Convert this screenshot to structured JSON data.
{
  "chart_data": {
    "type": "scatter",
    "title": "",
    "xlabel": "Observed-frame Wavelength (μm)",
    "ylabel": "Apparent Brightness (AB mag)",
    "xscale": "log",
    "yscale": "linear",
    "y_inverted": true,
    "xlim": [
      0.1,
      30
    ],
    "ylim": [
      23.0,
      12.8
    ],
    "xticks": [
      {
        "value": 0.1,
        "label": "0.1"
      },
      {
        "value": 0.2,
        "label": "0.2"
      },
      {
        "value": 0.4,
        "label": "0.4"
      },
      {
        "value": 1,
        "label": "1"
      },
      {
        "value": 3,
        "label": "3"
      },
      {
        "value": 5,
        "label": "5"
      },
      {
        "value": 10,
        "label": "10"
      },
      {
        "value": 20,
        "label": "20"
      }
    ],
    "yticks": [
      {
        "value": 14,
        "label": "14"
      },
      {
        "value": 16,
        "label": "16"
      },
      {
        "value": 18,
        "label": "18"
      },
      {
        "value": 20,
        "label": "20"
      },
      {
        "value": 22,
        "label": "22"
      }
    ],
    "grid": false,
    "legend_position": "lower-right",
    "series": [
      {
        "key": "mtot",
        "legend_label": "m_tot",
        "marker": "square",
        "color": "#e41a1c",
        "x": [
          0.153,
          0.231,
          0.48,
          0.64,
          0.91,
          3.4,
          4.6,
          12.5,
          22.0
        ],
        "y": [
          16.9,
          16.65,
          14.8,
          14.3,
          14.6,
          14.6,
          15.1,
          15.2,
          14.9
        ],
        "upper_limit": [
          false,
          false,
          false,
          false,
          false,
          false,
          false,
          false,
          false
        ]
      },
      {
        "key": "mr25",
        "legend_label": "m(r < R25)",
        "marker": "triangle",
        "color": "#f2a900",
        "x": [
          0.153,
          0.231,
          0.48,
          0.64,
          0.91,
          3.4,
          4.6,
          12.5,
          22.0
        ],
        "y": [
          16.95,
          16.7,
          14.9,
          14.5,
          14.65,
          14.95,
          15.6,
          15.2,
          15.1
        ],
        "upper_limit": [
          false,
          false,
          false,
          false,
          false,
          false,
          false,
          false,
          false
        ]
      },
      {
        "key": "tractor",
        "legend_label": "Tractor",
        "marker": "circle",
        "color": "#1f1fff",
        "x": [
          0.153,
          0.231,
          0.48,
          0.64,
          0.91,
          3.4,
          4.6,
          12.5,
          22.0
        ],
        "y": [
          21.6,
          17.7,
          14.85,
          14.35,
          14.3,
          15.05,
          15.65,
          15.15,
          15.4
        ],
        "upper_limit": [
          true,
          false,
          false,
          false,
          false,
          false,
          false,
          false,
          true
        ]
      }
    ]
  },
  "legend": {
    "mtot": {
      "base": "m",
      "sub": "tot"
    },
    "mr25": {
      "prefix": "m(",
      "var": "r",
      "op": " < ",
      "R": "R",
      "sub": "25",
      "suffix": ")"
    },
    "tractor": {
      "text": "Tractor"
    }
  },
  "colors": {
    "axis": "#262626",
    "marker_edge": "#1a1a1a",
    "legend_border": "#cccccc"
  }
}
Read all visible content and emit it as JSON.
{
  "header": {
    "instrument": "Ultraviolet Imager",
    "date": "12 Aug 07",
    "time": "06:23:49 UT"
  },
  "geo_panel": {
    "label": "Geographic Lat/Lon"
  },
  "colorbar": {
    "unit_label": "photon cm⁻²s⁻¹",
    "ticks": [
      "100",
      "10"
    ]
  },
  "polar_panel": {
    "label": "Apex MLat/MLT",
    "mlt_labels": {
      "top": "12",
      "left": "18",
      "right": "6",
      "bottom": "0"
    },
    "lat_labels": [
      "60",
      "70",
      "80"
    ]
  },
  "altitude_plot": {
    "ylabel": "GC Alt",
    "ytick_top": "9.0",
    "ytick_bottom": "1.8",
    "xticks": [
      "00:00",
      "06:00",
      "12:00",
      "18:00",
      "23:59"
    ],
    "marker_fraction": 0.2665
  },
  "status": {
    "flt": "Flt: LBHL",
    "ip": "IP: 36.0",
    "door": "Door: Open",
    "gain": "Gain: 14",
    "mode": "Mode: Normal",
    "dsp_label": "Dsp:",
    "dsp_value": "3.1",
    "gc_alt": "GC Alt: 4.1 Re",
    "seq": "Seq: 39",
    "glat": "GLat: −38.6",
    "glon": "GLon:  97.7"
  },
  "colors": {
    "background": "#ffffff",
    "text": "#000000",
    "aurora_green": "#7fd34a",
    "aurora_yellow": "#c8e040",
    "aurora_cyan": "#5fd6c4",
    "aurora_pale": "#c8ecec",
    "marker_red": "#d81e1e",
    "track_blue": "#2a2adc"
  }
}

AIM:
Reproduce all of the records exactly.

WRITTEN RESPONSE:
Convert this screenshot to structured JSON data.
{
  "chart_data": {
    "type": "scatter",
    "title": "",
    "xlabel": "Observed-frame Wavelength (μm)",
    "ylabel": "Apparent Brightness (AB mag)",
    "xscale": "log",
    "yscale": "linear",
    "y_inverted": true,
    "xlim": [
      0.1,
      30
    ],
    "ylim": [
      23.0,
      12.8
    ],
    "xticks": [
      {
        "value": 0.1,
        "label": "0.1"
      },
      {
        "value": 0.2,
        "label": "0.2"
      },
      {
        "value": 0.4,
        "label": "0.4"
      },
      {
        "value": 1,
        "label": "1"
      },
      {
        "value": 3,
        "label": "3"
      },
      {
        "value": 5,
        "label": "5"
      },
      {
        "value": 10,
        "label": "10"
      },
      {
        "value": 20,
        "label": "20"
      }
    ],
    "yticks": [
      {
        "value": 14,
        "label": "14"
      },
      {
        "value": 16,
        "label": "16"
      },
      {
        "value": 18,
        "label": "18"
      },
      {
        "value": 20,
        "label": "20"
      },
      {
        "value": 22,
        "label": "22"
      }
    ],
    "grid": false,
    "legend_position": "lower-right",
    "series": [
      {
        "key": "mtot",
        "legend_label": "m_tot",
        "marker": "square",
        "color": "#e41a1c",
        "x": [
          0.153,
          0.231,
          0.48,
          0.64,
          0.91,
          3.4,
          4.6,
          12.5,
          22.0
        ],
        "y": [
          16.9,
          16.65,
          14.8,
          14.3,
          14.6,
          14.6,
          15.1,
          15.2,
          14.9
        ],
        "upper_limit": [
          false,
          false,
          false,
          false,
          false,
          false,
          false,
          false,
          false
        ]
      },
      {
        "key": "mr25",
        "legend_label": "m(r < R25)",
        "marker": "triangle",
        "color": "#f2a900",
        "x": [
          0.153,
          0.231,
          0.48,
          0.64,
          0.91,
          3.4,
          4.6,
          12.5,
          22.0
        ],
        "y": [
          16.95,
          16.7,
          14.9,
          14.5,
          14.65,
          14.95,
          15.6,
          15.2,
          15.1
        ],
        "upper_limit": [
          false,
          false,
          false,
          false,
          false,
          false,
          false,
          false,
          false
        ]
      },
      {
        "key": "tractor",
        "legend_label": "Tractor",
        "marker": "circle",
        "color": "#1f1fff",
        "x": [
          0.153,
          0.231,
          0.48,
          0.64,
          0.91,
          3.4,
          4.6,
          12.5,
          22.0
        ],
        "y": [
          21.6,
          17.7,
          14.85,
          14.35,
          14.3,
          15.05,
          15.65,
          15.15,
          15.4
        ],
        "upper_limit": [
          true,
          false,
          false,
          false,
          false,
          false,
          false,
          false,
          true
        ]
      }
    ]
  },
  "legend": {
    "mtot": {
      "base": "m",
      "sub": "tot"
    },
    "mr25": {
      "prefix": "m(",
      "var": "r",
      "op": " < ",
      "R": "R",
      "sub": "25",
      "suffix": ")"
    },
    "tractor": {
      "text": "Tractor"
    }
  },
  "colors": {
    "axis": "#262626",
    "marker_edge": "#1a1a1a",
    "legend_border": "#cccccc"
  }
}
Read all visible content and emit it as JSON.
{
  "header": {
    "instrument": "Ultraviolet Imager",
    "date": "12 Aug 07",
    "time": "06:23:49 UT"
  },
  "geo_panel": {
    "label": "Geographic Lat/Lon"
  },
  "colorbar": {
    "unit_label": "photon cm⁻²s⁻¹",
    "ticks": [
      "100",
      "10"
    ]
  },
  "polar_panel": {
    "label": "Apex MLat/MLT",
    "mlt_labels": {
      "top": "12",
      "left": "18",
      "right": "6",
      "bottom": "0"
    },
    "lat_labels": [
      "60",
      "70",
      "80"
    ]
  },
  "altitude_plot": {
    "ylabel": "GC Alt",
    "ytick_top": "9.0",
    "ytick_bottom": "1.8",
    "xticks": [
      "00:00",
      "06:00",
      "12:00",
      "18:00",
      "23:59"
    ],
    "marker_fraction": 0.2665
  },
  "status": {
    "flt": "Flt: LBHL",
    "ip": "IP: 36.0",
    "door": "Door: Open",
    "gain": "Gain: 14",
    "mode": "Mode: Normal",
    "dsp_label": "Dsp:",
    "dsp_value": "3.1",
    "gc_alt": "GC Alt: 4.1 Re",
    "seq": "Seq: 39",
    "glat": "GLat: −38.6",
    "glon": "GLon:  97.7"
  },
  "colors": {
    "background": "#ffffff",
    "text": "#000000",
    "aurora_green": "#7fd34a",
    "aurora_yellow": "#c8e040",
    "aurora_cyan": "#5fd6c4",
    "aurora_pale": "#c8ecec",
    "marker_red": "#d81e1e",
    "track_blue": "#2a2adc"
  }
}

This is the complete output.